** Goal of the exercise **
Report all lines holding "Spectrum".

**** Data provided

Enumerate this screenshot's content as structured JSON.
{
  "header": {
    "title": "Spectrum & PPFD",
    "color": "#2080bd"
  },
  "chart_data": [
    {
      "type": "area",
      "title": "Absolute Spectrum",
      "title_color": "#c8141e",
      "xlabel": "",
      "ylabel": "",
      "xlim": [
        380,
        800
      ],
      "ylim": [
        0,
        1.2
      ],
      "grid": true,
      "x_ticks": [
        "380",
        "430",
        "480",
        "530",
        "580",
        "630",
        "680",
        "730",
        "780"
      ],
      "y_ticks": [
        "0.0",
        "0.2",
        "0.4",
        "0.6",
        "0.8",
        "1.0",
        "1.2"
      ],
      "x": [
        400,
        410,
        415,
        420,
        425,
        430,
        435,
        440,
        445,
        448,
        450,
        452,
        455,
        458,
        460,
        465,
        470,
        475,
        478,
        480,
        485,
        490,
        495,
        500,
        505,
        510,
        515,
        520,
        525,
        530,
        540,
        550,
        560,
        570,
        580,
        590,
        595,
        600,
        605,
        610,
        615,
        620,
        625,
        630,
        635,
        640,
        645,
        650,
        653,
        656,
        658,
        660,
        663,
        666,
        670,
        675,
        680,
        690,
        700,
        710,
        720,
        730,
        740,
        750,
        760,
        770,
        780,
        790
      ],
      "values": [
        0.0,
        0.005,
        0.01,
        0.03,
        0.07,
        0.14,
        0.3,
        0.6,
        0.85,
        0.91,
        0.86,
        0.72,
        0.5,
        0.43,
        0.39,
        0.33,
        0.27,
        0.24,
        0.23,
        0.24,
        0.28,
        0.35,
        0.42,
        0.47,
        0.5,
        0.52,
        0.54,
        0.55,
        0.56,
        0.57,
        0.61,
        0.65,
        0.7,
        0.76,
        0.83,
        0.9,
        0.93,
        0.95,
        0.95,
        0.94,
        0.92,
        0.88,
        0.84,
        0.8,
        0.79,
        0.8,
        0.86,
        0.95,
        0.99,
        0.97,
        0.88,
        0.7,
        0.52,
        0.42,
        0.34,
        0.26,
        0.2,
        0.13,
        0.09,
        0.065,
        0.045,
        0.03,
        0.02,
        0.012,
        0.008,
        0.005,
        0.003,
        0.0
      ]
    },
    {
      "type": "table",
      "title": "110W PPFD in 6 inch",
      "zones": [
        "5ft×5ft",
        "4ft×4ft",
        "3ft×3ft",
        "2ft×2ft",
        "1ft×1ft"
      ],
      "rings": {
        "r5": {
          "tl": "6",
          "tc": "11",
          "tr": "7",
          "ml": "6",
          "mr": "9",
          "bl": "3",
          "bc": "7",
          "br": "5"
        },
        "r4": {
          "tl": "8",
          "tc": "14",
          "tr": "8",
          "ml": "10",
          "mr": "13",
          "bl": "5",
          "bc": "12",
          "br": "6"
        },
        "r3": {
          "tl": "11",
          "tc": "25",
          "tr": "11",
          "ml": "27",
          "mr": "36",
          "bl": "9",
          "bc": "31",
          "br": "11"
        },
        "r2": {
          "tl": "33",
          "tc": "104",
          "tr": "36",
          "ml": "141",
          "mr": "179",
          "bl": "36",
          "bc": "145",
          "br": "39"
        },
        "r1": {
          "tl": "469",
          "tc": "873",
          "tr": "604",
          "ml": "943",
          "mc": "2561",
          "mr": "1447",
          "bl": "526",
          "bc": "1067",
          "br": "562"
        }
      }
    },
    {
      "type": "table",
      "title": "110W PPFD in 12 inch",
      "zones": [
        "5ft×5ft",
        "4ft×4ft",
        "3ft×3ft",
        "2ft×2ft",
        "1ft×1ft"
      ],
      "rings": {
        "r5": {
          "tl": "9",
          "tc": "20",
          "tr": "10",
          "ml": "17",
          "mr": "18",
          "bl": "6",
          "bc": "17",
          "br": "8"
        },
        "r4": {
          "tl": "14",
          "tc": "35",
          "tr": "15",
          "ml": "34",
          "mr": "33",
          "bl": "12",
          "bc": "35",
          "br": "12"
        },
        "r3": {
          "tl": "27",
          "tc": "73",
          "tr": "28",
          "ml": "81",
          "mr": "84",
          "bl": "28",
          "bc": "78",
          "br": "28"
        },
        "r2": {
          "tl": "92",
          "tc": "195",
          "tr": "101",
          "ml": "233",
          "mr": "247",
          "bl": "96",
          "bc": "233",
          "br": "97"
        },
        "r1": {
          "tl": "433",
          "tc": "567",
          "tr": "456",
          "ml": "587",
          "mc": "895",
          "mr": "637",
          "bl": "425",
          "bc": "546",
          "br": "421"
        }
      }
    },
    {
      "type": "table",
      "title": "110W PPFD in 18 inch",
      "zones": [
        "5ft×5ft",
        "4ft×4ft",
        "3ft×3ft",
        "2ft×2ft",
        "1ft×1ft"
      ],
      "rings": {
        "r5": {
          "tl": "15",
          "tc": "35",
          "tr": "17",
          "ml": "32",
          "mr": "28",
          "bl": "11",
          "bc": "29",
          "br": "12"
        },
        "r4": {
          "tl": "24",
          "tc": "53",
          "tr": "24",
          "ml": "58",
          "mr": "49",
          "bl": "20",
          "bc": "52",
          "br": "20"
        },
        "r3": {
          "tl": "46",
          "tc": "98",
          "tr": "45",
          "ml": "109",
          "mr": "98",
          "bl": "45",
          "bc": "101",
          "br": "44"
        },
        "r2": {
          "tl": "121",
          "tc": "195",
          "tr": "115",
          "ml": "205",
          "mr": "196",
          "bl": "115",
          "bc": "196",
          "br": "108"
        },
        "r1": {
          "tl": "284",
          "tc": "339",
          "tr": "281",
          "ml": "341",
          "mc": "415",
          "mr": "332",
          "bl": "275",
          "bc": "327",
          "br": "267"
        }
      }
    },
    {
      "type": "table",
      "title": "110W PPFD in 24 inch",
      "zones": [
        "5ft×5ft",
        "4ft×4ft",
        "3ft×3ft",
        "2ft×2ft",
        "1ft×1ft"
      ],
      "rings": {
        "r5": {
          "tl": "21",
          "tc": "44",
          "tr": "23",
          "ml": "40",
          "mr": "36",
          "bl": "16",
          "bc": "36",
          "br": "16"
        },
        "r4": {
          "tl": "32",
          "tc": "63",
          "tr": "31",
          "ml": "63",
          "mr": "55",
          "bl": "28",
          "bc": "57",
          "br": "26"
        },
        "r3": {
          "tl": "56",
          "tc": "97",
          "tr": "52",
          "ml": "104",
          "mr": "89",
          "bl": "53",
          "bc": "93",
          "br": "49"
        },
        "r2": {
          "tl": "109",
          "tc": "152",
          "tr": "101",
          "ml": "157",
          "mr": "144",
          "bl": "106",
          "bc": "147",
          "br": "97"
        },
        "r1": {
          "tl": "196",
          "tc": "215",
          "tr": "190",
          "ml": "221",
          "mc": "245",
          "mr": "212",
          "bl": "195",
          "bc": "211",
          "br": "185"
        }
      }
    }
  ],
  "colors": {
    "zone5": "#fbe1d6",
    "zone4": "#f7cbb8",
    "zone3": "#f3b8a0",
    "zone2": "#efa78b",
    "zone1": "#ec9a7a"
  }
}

********

** Solution for this exercise **
    "title": "Spectrum & PPFD",
      "title": "Absolute Spectrum",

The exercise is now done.